* _Given task_:
In the records, edit the stretch from the line containing "Give me the bounding boxes for 28" through the line containing "radio-option[interactable]: The user will switch" by changing "Premium Customer" to "Gold Member". Return only those lines, with nothing else altered.

>> Start Data section

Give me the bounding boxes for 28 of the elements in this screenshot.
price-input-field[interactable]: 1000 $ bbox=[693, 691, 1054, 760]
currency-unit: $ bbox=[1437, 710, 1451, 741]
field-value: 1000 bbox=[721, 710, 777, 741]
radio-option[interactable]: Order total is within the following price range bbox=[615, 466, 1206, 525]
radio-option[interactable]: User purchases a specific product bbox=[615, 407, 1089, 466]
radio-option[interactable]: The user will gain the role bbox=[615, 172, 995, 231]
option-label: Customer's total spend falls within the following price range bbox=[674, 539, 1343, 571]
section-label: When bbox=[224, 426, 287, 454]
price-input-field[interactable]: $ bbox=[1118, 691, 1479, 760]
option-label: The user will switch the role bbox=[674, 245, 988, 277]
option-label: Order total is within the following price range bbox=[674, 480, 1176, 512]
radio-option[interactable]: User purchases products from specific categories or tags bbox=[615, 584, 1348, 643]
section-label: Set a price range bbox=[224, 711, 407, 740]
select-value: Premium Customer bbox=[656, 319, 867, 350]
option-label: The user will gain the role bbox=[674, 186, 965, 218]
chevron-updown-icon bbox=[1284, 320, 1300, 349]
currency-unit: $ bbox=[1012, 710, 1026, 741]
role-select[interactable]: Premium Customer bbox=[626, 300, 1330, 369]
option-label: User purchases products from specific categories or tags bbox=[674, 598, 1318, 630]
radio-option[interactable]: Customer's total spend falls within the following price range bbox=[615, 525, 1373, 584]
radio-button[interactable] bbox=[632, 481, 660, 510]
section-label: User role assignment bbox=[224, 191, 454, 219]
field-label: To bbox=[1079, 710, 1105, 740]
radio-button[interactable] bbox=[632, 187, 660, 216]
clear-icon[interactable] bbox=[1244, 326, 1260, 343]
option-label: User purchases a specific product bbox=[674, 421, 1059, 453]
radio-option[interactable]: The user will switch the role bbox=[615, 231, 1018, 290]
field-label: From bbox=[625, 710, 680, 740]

>> End Data section
>> Start Data section

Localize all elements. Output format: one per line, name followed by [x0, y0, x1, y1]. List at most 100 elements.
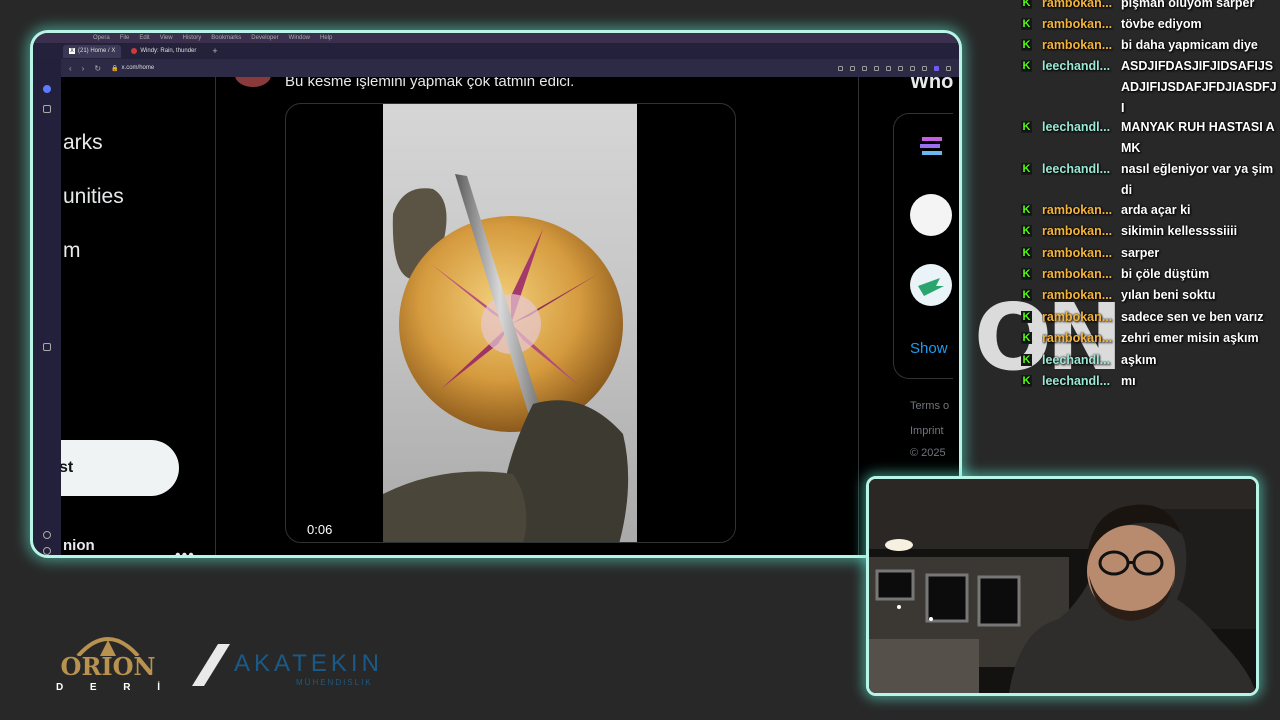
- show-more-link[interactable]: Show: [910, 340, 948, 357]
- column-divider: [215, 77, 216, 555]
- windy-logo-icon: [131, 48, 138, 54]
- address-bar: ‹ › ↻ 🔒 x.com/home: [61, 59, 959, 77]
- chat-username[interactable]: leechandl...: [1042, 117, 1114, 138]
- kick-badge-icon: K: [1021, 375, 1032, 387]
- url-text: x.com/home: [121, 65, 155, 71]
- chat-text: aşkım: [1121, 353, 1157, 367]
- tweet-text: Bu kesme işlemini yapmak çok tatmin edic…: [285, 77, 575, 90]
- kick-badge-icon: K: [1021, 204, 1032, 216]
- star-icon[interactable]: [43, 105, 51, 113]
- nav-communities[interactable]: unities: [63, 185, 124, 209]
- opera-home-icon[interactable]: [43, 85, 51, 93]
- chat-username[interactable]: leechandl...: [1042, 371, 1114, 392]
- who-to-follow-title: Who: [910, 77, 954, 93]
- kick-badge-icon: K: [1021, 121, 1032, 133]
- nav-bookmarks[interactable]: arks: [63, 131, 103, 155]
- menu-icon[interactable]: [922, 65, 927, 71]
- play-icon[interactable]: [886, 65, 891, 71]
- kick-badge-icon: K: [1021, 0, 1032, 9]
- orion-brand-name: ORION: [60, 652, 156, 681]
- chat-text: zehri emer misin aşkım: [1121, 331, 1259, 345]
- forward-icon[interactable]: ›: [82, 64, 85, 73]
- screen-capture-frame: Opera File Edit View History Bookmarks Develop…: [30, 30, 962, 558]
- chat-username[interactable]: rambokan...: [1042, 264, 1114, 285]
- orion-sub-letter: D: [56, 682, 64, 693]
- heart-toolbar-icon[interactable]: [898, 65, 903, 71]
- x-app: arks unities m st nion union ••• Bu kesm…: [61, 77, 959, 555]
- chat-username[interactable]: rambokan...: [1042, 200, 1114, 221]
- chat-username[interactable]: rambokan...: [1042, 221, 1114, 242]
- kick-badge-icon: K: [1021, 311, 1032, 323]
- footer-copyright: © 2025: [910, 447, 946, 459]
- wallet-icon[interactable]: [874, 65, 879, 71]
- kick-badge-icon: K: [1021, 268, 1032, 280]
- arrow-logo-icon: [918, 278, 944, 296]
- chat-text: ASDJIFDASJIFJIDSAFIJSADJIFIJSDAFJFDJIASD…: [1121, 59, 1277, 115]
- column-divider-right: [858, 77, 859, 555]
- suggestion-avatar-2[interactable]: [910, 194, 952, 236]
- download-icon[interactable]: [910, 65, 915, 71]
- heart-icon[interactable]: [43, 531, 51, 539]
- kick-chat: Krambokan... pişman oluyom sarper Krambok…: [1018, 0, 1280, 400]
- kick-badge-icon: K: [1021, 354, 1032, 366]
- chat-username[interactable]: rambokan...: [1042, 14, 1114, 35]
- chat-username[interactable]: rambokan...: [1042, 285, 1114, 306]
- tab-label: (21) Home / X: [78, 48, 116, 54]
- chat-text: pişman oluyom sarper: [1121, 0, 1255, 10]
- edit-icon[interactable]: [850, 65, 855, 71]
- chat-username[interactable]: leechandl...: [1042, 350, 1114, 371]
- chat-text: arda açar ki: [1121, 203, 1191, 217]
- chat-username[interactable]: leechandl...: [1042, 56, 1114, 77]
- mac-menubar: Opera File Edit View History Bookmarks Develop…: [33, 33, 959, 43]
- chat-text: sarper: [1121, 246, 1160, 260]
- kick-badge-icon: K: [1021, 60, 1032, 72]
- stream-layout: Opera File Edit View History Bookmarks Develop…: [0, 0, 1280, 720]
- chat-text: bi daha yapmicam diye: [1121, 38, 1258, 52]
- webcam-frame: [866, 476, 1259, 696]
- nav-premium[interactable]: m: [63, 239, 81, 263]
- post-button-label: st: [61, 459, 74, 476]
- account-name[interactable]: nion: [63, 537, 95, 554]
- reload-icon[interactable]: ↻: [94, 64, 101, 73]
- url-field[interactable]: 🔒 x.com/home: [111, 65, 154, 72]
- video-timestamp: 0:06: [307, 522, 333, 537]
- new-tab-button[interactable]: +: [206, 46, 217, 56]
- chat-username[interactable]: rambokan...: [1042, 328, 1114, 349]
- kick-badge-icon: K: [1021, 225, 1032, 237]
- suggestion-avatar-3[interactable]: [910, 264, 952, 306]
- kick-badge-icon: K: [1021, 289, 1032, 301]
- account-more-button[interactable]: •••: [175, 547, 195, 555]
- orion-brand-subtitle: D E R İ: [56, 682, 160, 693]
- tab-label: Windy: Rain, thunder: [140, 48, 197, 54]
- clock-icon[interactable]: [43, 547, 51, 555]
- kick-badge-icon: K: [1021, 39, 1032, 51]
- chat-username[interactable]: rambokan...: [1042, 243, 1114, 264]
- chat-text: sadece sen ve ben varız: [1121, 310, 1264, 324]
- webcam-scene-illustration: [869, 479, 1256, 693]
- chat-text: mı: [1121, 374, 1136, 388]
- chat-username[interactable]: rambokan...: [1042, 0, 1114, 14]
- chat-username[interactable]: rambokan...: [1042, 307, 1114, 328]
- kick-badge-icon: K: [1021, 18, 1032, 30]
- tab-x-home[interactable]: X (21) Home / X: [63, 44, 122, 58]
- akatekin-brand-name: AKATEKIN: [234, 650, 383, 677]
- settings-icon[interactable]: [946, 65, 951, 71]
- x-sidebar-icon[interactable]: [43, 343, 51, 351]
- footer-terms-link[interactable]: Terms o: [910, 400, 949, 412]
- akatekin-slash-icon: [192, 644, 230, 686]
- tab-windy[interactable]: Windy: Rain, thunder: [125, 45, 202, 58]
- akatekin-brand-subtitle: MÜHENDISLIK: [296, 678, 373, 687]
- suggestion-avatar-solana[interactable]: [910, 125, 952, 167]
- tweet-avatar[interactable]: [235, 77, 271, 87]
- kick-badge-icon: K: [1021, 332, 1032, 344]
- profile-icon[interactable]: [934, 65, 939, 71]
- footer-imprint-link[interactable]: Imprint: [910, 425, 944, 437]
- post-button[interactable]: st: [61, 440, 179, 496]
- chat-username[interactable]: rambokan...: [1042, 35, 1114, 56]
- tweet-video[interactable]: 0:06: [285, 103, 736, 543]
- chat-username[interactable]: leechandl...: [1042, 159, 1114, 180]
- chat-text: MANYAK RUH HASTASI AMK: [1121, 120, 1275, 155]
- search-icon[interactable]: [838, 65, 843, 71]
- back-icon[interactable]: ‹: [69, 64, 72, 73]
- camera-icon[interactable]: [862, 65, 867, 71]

>> End Data section
>> Start Data section

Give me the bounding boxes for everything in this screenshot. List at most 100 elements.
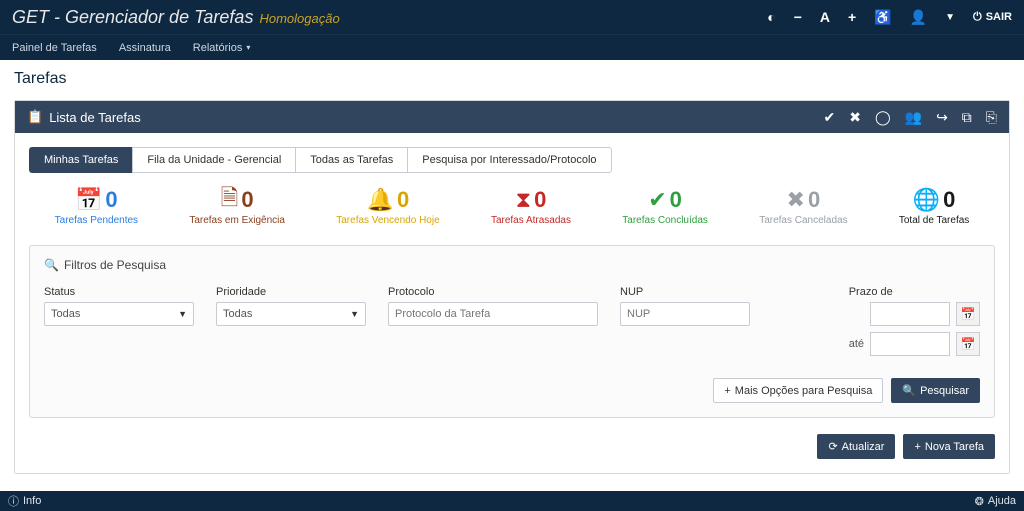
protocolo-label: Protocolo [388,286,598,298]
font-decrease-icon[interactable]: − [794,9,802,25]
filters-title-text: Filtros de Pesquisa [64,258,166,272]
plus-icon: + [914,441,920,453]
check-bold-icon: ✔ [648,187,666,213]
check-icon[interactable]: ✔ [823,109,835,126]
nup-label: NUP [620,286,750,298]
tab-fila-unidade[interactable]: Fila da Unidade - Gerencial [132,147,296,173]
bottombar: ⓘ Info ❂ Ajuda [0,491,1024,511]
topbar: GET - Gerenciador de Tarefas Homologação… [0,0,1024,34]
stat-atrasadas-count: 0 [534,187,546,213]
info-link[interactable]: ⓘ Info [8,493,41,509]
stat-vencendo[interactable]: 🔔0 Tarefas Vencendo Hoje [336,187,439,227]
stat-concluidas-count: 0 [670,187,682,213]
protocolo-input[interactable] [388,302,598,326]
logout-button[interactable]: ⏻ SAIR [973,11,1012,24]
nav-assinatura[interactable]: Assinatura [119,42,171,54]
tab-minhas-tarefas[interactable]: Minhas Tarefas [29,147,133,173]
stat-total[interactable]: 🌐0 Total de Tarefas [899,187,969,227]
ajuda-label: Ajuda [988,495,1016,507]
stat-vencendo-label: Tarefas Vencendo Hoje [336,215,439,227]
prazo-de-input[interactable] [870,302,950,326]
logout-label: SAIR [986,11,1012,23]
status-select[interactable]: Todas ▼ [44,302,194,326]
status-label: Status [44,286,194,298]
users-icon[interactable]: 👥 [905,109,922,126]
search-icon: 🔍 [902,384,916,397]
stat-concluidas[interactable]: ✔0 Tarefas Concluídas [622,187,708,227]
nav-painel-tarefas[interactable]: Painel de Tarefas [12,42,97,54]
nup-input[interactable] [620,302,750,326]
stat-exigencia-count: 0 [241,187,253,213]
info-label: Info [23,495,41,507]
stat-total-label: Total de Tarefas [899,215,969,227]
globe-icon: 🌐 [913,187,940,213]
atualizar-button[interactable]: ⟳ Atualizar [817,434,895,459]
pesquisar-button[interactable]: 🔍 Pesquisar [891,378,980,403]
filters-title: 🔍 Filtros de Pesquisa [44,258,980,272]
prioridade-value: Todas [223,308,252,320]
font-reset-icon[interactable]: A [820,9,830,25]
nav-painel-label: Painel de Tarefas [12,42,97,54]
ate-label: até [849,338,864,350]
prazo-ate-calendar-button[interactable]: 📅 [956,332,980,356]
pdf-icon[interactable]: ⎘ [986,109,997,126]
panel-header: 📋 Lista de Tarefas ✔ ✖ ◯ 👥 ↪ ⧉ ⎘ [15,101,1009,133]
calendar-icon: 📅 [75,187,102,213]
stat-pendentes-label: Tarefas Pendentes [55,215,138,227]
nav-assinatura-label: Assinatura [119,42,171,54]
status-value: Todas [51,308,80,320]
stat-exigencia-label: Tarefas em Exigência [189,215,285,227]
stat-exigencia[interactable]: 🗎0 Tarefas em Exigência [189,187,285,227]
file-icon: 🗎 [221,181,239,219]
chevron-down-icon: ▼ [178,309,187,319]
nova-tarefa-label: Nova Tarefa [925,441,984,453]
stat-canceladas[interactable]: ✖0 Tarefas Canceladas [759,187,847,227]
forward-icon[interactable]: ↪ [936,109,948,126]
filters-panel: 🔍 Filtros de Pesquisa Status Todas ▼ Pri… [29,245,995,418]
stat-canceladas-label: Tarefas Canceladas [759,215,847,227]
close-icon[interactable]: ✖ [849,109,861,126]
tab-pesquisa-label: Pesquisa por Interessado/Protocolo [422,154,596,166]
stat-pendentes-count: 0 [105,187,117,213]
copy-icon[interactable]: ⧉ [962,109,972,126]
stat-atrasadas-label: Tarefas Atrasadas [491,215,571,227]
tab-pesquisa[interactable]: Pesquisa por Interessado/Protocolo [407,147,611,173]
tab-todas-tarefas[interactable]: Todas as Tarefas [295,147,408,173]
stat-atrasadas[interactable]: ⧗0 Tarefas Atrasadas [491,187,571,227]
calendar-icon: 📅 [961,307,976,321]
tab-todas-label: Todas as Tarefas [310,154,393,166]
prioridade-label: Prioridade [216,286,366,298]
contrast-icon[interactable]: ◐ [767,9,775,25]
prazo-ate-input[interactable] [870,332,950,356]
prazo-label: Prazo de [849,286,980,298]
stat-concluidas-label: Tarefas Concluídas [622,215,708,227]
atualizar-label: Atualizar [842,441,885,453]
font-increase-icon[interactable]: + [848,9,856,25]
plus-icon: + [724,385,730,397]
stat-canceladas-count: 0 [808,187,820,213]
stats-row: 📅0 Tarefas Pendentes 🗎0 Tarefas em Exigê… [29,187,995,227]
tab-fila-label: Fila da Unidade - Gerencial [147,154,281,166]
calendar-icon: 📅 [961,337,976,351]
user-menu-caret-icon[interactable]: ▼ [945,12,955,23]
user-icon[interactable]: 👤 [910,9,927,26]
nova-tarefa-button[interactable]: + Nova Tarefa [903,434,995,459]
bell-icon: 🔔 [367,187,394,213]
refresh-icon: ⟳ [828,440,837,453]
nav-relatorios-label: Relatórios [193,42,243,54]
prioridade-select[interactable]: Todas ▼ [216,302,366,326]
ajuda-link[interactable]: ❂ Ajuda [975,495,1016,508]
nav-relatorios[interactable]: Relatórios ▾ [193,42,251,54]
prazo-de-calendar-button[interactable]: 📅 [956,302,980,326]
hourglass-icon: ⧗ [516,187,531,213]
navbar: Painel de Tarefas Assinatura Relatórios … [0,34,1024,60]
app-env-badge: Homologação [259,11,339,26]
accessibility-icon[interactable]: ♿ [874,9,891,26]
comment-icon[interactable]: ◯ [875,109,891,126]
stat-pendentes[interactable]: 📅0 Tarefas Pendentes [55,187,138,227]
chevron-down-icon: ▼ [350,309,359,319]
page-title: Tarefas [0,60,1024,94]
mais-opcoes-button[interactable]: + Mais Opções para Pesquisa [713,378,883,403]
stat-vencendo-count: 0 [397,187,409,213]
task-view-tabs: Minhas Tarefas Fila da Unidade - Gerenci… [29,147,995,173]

>> End Data section

* _The completed task_:
Give me the bounding boxes for 28 of the elements in this screenshot.
price-input-field[interactable]: 1000 $ bbox=[693, 691, 1054, 760]
currency-unit: $ bbox=[1437, 710, 1451, 741]
field-value: 1000 bbox=[721, 710, 777, 741]
radio-option[interactable]: Order total is within the following price range bbox=[615, 466, 1206, 525]
radio-option[interactable]: User purchases a specific product bbox=[615, 407, 1089, 466]
radio-option[interactable]: The user will gain the role bbox=[615, 172, 995, 231]
option-label: Customer's total spend falls within the following price range bbox=[674, 539, 1343, 571]
section-label: When bbox=[224, 426, 287, 454]
price-input-field[interactable]: $ bbox=[1118, 691, 1479, 760]
option-label: The user will switch the role bbox=[674, 245, 988, 277]
option-label: Order total is within the following price range bbox=[674, 480, 1176, 512]
radio-option[interactable]: User purchases products from specific categories or tags bbox=[615, 584, 1348, 643]
section-label: Set a price range bbox=[224, 711, 407, 740]
select-value: Gold Member bbox=[656, 319, 867, 350]
option-label: The user will gain the role bbox=[674, 186, 965, 218]
chevron-updown-icon bbox=[1284, 320, 1300, 349]
currency-unit: $ bbox=[1012, 710, 1026, 741]
role-select[interactable]: Gold Member bbox=[626, 300, 1330, 369]
option-label: User purchases products from specific categories or tags bbox=[674, 598, 1318, 630]
radio-option[interactable]: Customer's total spend falls within the following price range bbox=[615, 525, 1373, 584]
radio-button[interactable] bbox=[632, 481, 660, 510]
section-label: User role assignment bbox=[224, 191, 454, 219]
field-label: To bbox=[1079, 710, 1105, 740]
radio-button[interactable] bbox=[632, 187, 660, 216]
clear-icon[interactable] bbox=[1244, 326, 1260, 343]
option-label: User purchases a specific product bbox=[674, 421, 1059, 453]
radio-option[interactable]: The user will switch the role bbox=[615, 231, 1018, 290]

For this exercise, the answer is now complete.